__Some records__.
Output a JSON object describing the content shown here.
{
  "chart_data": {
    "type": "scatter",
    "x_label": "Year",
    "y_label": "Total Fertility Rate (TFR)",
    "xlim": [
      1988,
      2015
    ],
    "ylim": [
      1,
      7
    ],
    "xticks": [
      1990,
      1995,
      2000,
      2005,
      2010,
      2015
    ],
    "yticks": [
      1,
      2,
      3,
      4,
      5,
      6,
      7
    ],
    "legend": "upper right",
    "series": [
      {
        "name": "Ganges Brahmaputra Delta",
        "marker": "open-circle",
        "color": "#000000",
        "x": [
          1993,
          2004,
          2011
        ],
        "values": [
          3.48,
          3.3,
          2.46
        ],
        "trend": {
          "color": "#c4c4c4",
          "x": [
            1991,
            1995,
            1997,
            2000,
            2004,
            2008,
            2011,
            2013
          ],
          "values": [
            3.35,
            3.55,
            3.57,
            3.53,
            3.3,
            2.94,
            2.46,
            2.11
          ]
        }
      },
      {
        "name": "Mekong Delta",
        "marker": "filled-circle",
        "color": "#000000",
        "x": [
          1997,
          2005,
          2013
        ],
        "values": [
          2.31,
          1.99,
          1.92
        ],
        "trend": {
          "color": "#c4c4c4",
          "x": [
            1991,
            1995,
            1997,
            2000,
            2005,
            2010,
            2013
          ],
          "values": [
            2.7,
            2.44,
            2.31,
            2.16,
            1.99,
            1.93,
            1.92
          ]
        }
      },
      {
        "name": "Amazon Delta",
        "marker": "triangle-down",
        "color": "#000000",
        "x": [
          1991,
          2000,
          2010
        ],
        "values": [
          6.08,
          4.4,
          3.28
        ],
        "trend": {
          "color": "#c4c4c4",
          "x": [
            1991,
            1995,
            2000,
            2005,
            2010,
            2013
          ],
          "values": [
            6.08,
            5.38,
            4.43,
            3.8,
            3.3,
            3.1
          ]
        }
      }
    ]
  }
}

__Task details__. Copy all the records above exactly, missing none.

__Output for this task__.
Output a JSON object describing the content shown here.
{
  "chart_data": {
    "type": "scatter",
    "x_label": "Year",
    "y_label": "Total Fertility Rate (TFR)",
    "xlim": [
      1988,
      2015
    ],
    "ylim": [
      1,
      7
    ],
    "xticks": [
      1990,
      1995,
      2000,
      2005,
      2010,
      2015
    ],
    "yticks": [
      1,
      2,
      3,
      4,
      5,
      6,
      7
    ],
    "legend": "upper right",
    "series": [
      {
        "name": "Ganges Brahmaputra Delta",
        "marker": "open-circle",
        "color": "#000000",
        "x": [
          1993,
          2004,
          2011
        ],
        "values": [
          3.48,
          3.3,
          2.46
        ],
        "trend": {
          "color": "#c4c4c4",
          "x": [
            1991,
            1995,
            1997,
            2000,
            2004,
            2008,
            2011,
            2013
          ],
          "values": [
            3.35,
            3.55,
            3.57,
            3.53,
            3.3,
            2.94,
            2.46,
            2.11
          ]
        }
      },
      {
        "name": "Mekong Delta",
        "marker": "filled-circle",
        "color": "#000000",
        "x": [
          1997,
          2005,
          2013
        ],
        "values": [
          2.31,
          1.99,
          1.92
        ],
        "trend": {
          "color": "#c4c4c4",
          "x": [
            1991,
            1995,
            1997,
            2000,
            2005,
            2010,
            2013
          ],
          "values": [
            2.7,
            2.44,
            2.31,
            2.16,
            1.99,
            1.93,
            1.92
          ]
        }
      },
      {
        "name": "Amazon Delta",
        "marker": "triangle-down",
        "color": "#000000",
        "x": [
          1991,
          2000,
          2010
        ],
        "values": [
          6.08,
          4.4,
          3.28
        ],
        "trend": {
          "color": "#c4c4c4",
          "x": [
            1991,
            1995,
            2000,
            2005,
            2010,
            2013
          ],
          "values": [
            6.08,
            5.38,
            4.43,
            3.8,
            3.3,
            3.1
          ]
        }
      }
    ]
  }
}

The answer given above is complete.